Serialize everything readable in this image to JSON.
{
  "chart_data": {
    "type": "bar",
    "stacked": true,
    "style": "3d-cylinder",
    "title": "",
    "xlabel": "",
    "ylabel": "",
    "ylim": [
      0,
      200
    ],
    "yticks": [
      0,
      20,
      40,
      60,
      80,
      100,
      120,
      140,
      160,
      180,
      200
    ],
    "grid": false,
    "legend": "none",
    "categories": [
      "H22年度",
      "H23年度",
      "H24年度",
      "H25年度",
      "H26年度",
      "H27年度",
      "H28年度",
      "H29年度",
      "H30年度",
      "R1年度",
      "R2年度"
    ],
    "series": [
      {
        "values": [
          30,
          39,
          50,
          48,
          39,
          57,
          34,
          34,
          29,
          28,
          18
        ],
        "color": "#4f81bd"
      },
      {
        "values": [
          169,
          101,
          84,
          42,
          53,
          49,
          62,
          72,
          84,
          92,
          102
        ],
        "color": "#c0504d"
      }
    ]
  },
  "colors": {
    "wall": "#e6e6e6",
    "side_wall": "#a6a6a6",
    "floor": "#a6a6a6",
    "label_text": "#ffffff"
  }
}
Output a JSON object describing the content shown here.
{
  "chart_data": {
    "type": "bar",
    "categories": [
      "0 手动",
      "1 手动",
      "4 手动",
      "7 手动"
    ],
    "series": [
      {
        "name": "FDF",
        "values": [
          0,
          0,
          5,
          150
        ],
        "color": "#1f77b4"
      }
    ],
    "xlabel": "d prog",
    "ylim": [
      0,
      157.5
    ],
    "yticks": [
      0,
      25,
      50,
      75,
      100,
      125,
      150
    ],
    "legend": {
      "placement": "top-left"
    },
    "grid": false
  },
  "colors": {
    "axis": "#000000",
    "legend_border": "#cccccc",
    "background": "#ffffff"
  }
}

__________

# Requirements
Give back exactly the lines beginning at the one with "Output a JSON" and ending at the final line of the material; both boundary lines belong in it.

# Task result
Output a JSON object describing the content shown here.
{
  "chart_data": {
    "type": "bar",
    "categories": [
      "0 手动",
      "1 手动",
      "4 手动",
      "7 手动"
    ],
    "series": [
      {
        "name": "FDF",
        "values": [
          0,
          0,
          5,
          150
        ],
        "color": "#1f77b4"
      }
    ],
    "xlabel": "d prog",
    "ylim": [
      0,
      157.5
    ],
    "yticks": [
      0,
      25,
      50,
      75,
      100,
      125,
      150
    ],
    "legend": {
      "placement": "top-left"
    },
    "grid": false
  },
  "colors": {
    "axis": "#000000",
    "legend_border": "#cccccc",
    "background": "#ffffff"
  }
}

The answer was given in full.